**Source records:**
↓
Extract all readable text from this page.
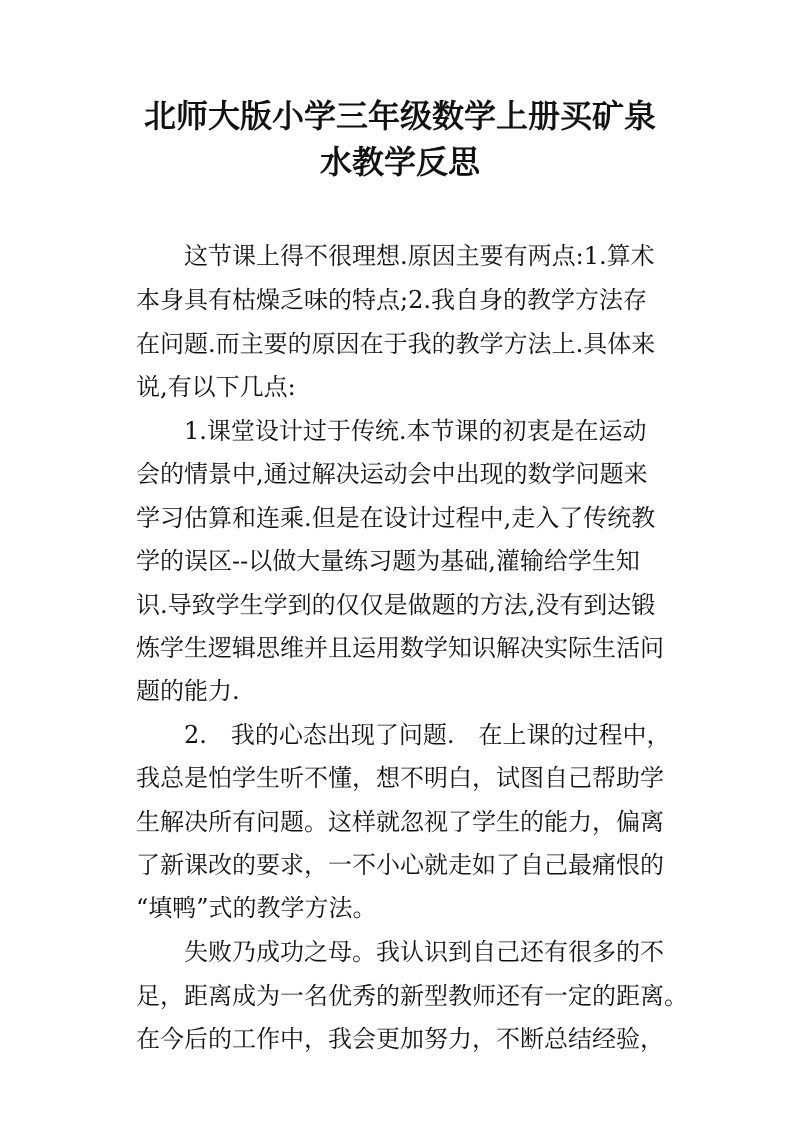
北师大版小学三年级数学上册买矿泉
水教学反思

　　这节课上得不很理想.原因主要有两点:1.算术

本身具有枯燥乏味的特点;2.我自身的教学方法存

在问题.而主要的原因在于我的教学方法上.具体来

说,有以下几点:

　　1.课堂设计过于传统.本节课的初衷是在运动

会的情景中,通过解决运动会中出现的数学问题来

学习估算和连乘.但是在设计过程中,走入了传统教

学的误区--以做大量练习题为基础,灌输给学生知

识.导致学生学到的仅仅是做题的方法,没有到达锻

炼学生逻辑思维并且运用数学知识解决实际生活问

题的能力.

　　2.　我的心态出现了问题.　在上课的过程中，

我总是怕学生听不懂，想不明白，试图自己帮助学

生解决所有问题。这样就忽视了学生的能力，偏离

了新课改的要求，一不小心就走如了自己最痛恨的

“填鸭”式的教学方法。

　　失败乃成功之母。我认识到自己还有很多的不

足，距离成为一名优秀的新型教师还有一定的距离。

在今后的工作中，我会更加努力，不断总结经验，
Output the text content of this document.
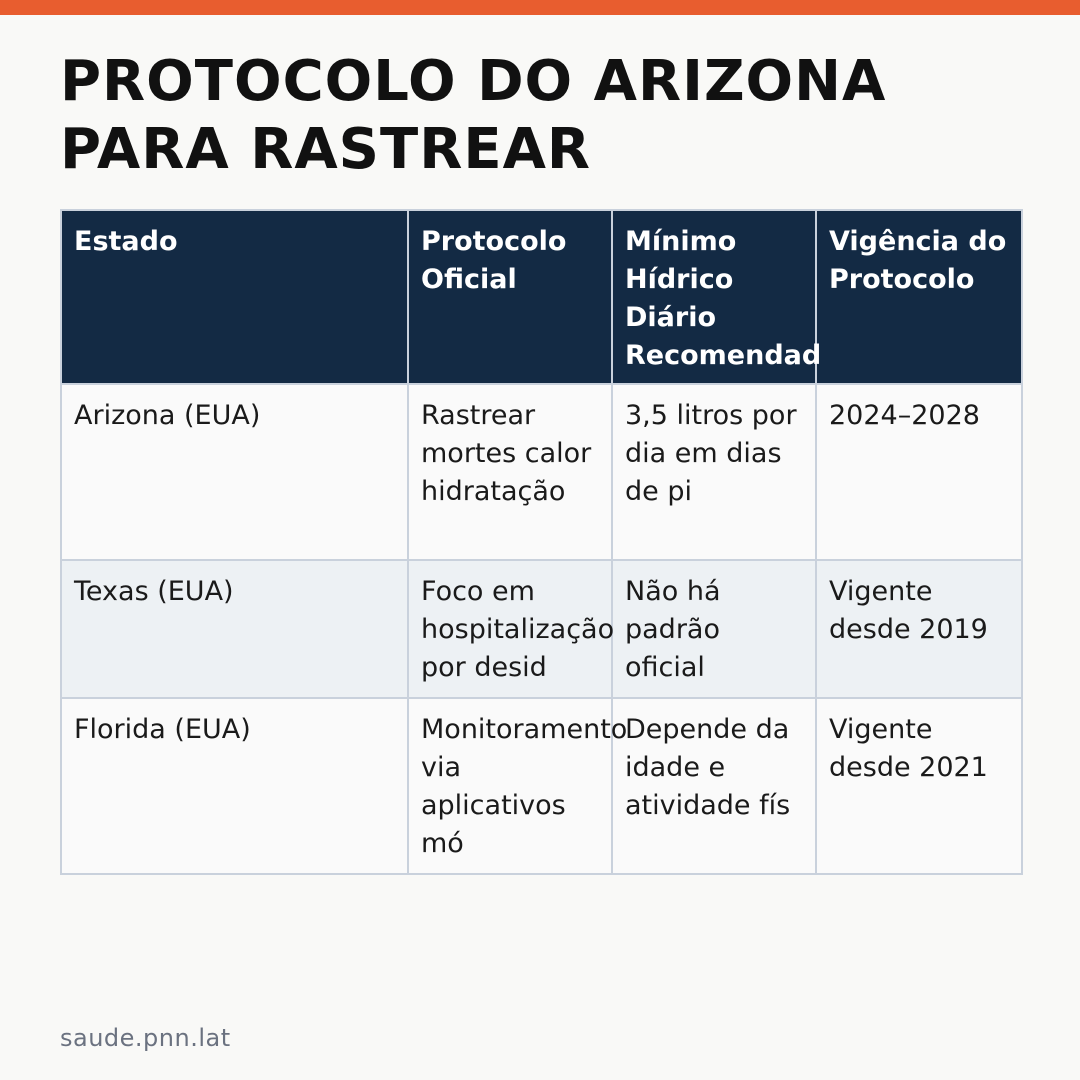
PROTOCOLO DO ARIZONA
PARA RASTREAR
Estado	Protocolo Oficial	Mínimo Hídrico Diário Recomendad	Vigência do Protocolo
Arizona (EUA)	Rastrear mortes calor hidratação	3,5 litros por dia em dias de pi	2024–2028
Texas (EUA)	Foco em hospitalização por desid	Não há padrão oficial	Vigente desde 2019
Florida (EUA)	Monitoramento via aplicativos mó	Depende da idade e atividade fís	Vigente desde 2021
saude.pnn.lat
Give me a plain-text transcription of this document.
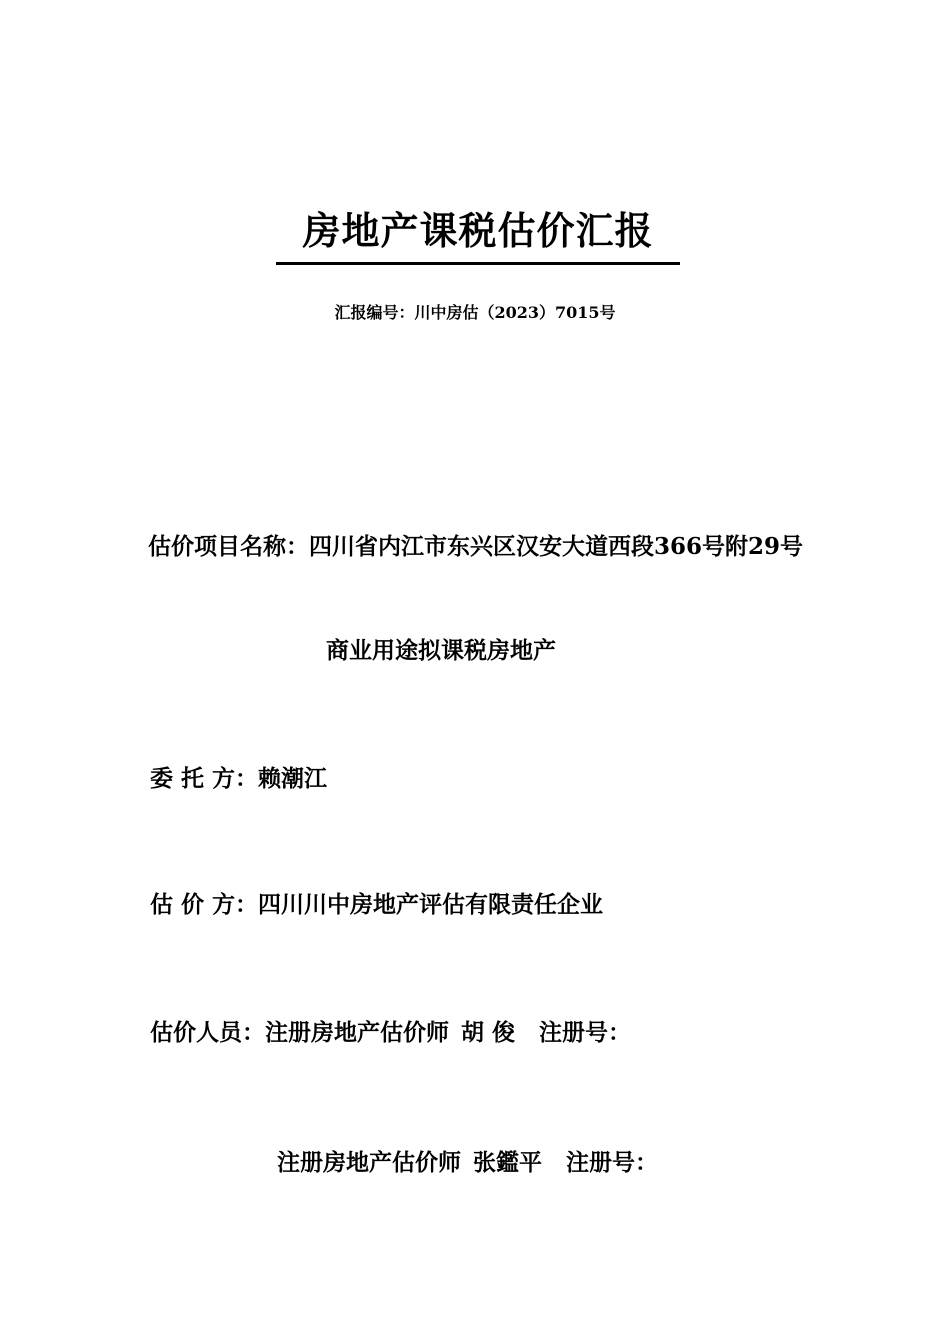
房地产课税估价汇报
汇报编号：川中房估（2023）7015号
估价项目名称：四川省内江市东兴区汉安大道西段366号附29号
商业用途拟课税房地产
委 托 方：赖潮江
估 价 方：四川川中房地产评估有限责任企业
估价人员：注册房地产估价师 胡 俊 注册号：
注册房地产估价师 张鑑平 注册号：
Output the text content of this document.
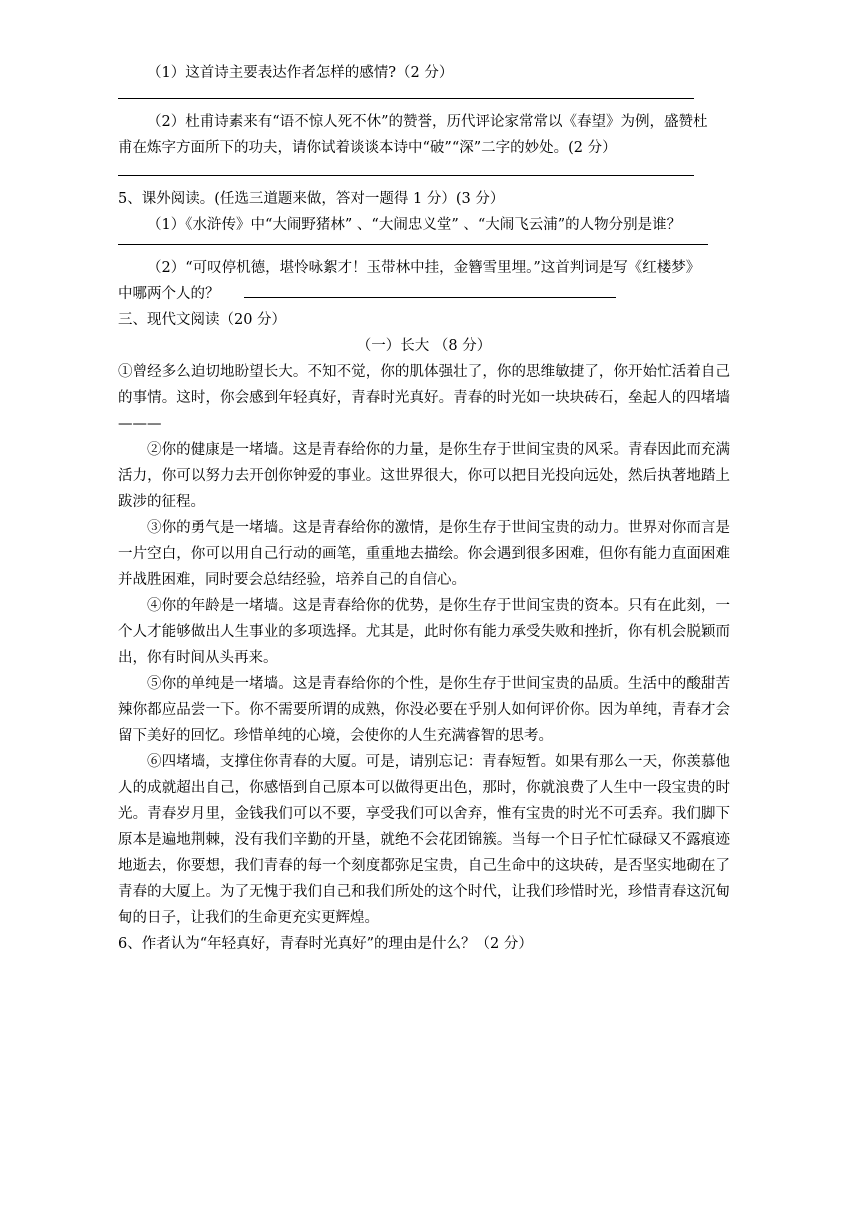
（1）这首诗主要表达作者怎样的感情?（2 分）
（2）杜甫诗素来有“语不惊人死不休”的赞誉，历代评论家常常以《春望》为例，盛赞杜
甫在炼字方面所下的功夫，请你试着谈谈本诗中“破”“深”二字的妙处。(2 分）
5、课外阅读。(任选三道题来做，答对一题得 1 分）(3 分）
（1）《水浒传》中“大闹野猪林” 、“大闹忠义堂” 、“大闹飞云浦”的人物分别是谁？
（2）“可叹停机德，堪怜咏絮才！玉带林中挂，金簪雪里埋。”这首判词是写《红楼梦》
中哪两个人的？
三、现代文阅读（20 分）
（一）长大 （8 分）

①曾经多么迫切地盼望长大。不知不觉，你的肌体强壮了，你的思维敏捷了，你开始忙活着自己的事情。这时，你会感到年轻真好，青春时光真好。青春的时光如一块块砖石，垒起人的四堵墙———

②你的健康是一堵墙。这是青春给你的力量，是你生存于世间宝贵的风采。青春因此而充满活力，你可以努力去开创你钟爱的事业。这世界很大，你可以把目光投向远处，然后执著地踏上跋涉的征程。

③你的勇气是一堵墙。这是青春给你的激情，是你生存于世间宝贵的动力。世界对你而言是一片空白，你可以用自己行动的画笔，重重地去描绘。你会遇到很多困难，但你有能力直面困难并战胜困难，同时要会总结经验，培养自己的自信心。

④你的年龄是一堵墙。这是青春给你的优势，是你生存于世间宝贵的资本。只有在此刻，一个人才能够做出人生事业的多项选择。尤其是，此时你有能力承受失败和挫折，你有机会脱颖而出，你有时间从头再来。

⑤你的单纯是一堵墙。这是青春给你的个性，是你生存于世间宝贵的品质。生活中的酸甜苦辣你都应品尝一下。你不需要所谓的成熟，你没必要在乎别人如何评价你。因为单纯，青春才会留下美好的回忆。珍惜单纯的心境，会使你的人生充满睿智的思考。

⑥四堵墙，支撑住你青春的大厦。可是，请别忘记：青春短暂。如果有那么一天，你羡慕他人的成就超出自己，你感悟到自己原本可以做得更出色，那时，你就浪费了人生中一段宝贵的时光。青春岁月里，金钱我们可以不要，享受我们可以舍弃，惟有宝贵的时光不可丢弃。我们脚下原本是遍地荆棘，没有我们辛勤的开垦，就绝不会花团锦簇。当每一个日子忙忙碌碌又不露痕迹地逝去，你要想，我们青春的每一个刻度都弥足宝贵，自己生命中的这块砖，是否坚实地砌在了青春的大厦上。为了无愧于我们自己和我们所处的这个时代，让我们珍惜时光，珍惜青春这沉甸甸的日子，让我们的生命更充实更辉煌。

6、作者认为“年轻真好，青春时光真好”的理由是什么？（2 分）
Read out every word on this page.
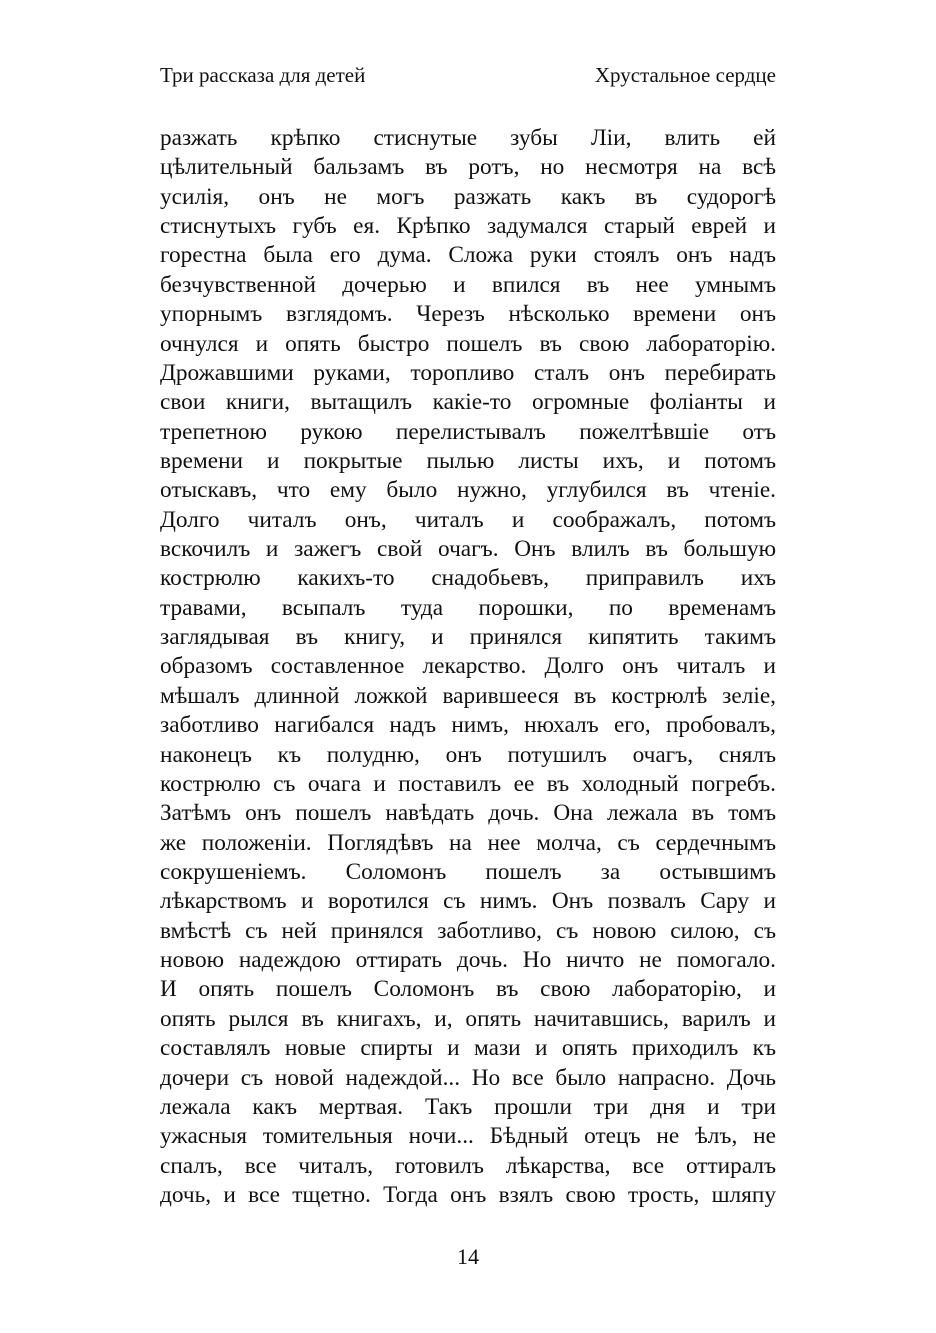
Три рассказа для детей	Хрустальное сердце
разжать крѣпко стиснутые зубы Ліи, влить ей
цѣлительный бальзамъ въ ротъ, но несмотря на всѣ
усилія, онъ не могъ разжать какъ въ судорогѣ
стиснутыхъ губъ ея. Крѣпко задумался старый еврей и
горестна была его дума. Сложа руки стоялъ онъ надъ
безчувственной дочерью и впился въ нее умнымъ
упорнымъ взглядомъ. Черезъ нѣсколько времени онъ
очнулся и опять быстро пошелъ въ свою лабораторію.
Дрожавшими руками, торопливо сталъ онъ перебирать
свои книги, вытащилъ какіе-то огромные фоліанты и
трепетною рукою перелистывалъ пожелтѣвшіе отъ
времени и покрытые пылью листы ихъ, и потомъ
отыскавъ, что ему было нужно, углубился въ чтеніе.
Долго читалъ онъ, читалъ и соображалъ, потомъ
вскочилъ и зажегъ свой очагъ. Онъ влилъ въ большую
кострюлю какихъ-то снадобьевъ, приправилъ ихъ
травами, всыпалъ туда порошки, по временамъ
заглядывая въ книгу, и принялся кипятить такимъ
образомъ составленное лекарство. Долго онъ читалъ и
мѣшалъ длинной ложкой варившееся въ кострюлѣ зеліе,
заботливо нагибался надъ нимъ, нюхалъ его, пробовалъ,
наконецъ къ полудню, онъ потушилъ очагъ, снялъ
кострюлю съ очага и поставилъ ее въ холодный погребъ.
Затѣмъ онъ пошелъ навѣдать дочь. Она лежала въ томъ
же положеніи. Поглядѣвъ на нее молча, съ сердечнымъ
сокрушеніемъ. Соломонъ пошелъ за остывшимъ
лѣкарствомъ и воротился съ нимъ. Онъ позвалъ Сару и
вмѣстѣ съ ней принялся заботливо, съ новою силою, съ
новою надеждою оттирать дочь. Но ничто не помогало.
И опять пошелъ Соломонъ въ свою лабораторію, и
опять рылся въ книгахъ, и, опять начитавшись, варилъ и
составлялъ новые спирты и мази и опять приходилъ къ
дочери съ новой надеждой... Но все было напрасно. Дочь
лежала какъ мертвая. Такъ прошли три дня и три
ужасныя томительныя ночи... Бѣдный отецъ не ѣлъ, не
спалъ, все читалъ, готовилъ лѣкарства, все оттиралъ
дочь, и все тщетно. Тогда онъ взялъ свою трость, шляпу
14
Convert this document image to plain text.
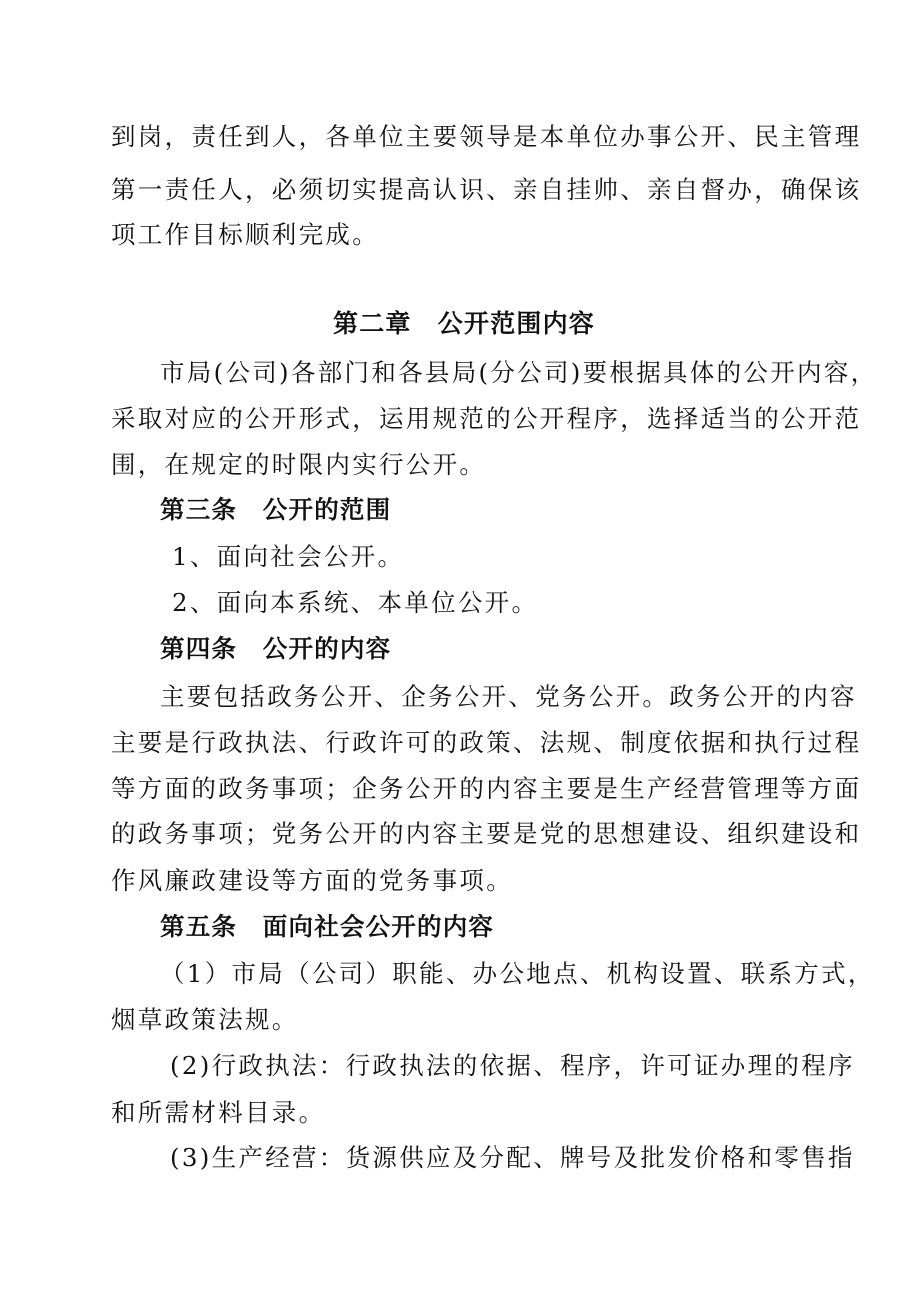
到岗，责任到人，各单位主要领导是本单位办事公开、民主管理
第一责任人，必须切实提高认识、亲自挂帅、亲自督办，确保该
项工作目标顺利完成。
第二章　公开范围内容
市局(公司)各部门和各县局(分公司)要根据具体的公开内容，
采取对应的公开形式，运用规范的公开程序，选择适当的公开范
围，在规定的时限内实行公开。
第三条　公开的范围
1、面向社会公开。
2、面向本系统、本单位公开。
第四条　公开的内容
主要包括政务公开、企务公开、党务公开。政务公开的内容
主要是行政执法、行政许可的政策、法规、制度依据和执行过程
等方面的政务事项；企务公开的内容主要是生产经营管理等方面
的政务事项；党务公开的内容主要是党的思想建设、组织建设和
作风廉政建设等方面的党务事项。
第五条　面向社会公开的内容
（1）市局（公司）职能、办公地点、机构设置、联系方式，
烟草政策法规。
(2)行政执法：行政执法的依据、程序，许可证办理的程序
和所需材料目录。
(3)生产经营：货源供应及分配、牌号及批发价格和零售指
↑
**WHAT YOU WILL DO:**
Gather from the entries above all lines that include the string "заботливо".

**SOLUTION:**
заботливо нагибался надъ нимъ, нюхалъ его, пробовалъ,
вмѣстѣ съ ней принялся заботливо, съ новою силою, съ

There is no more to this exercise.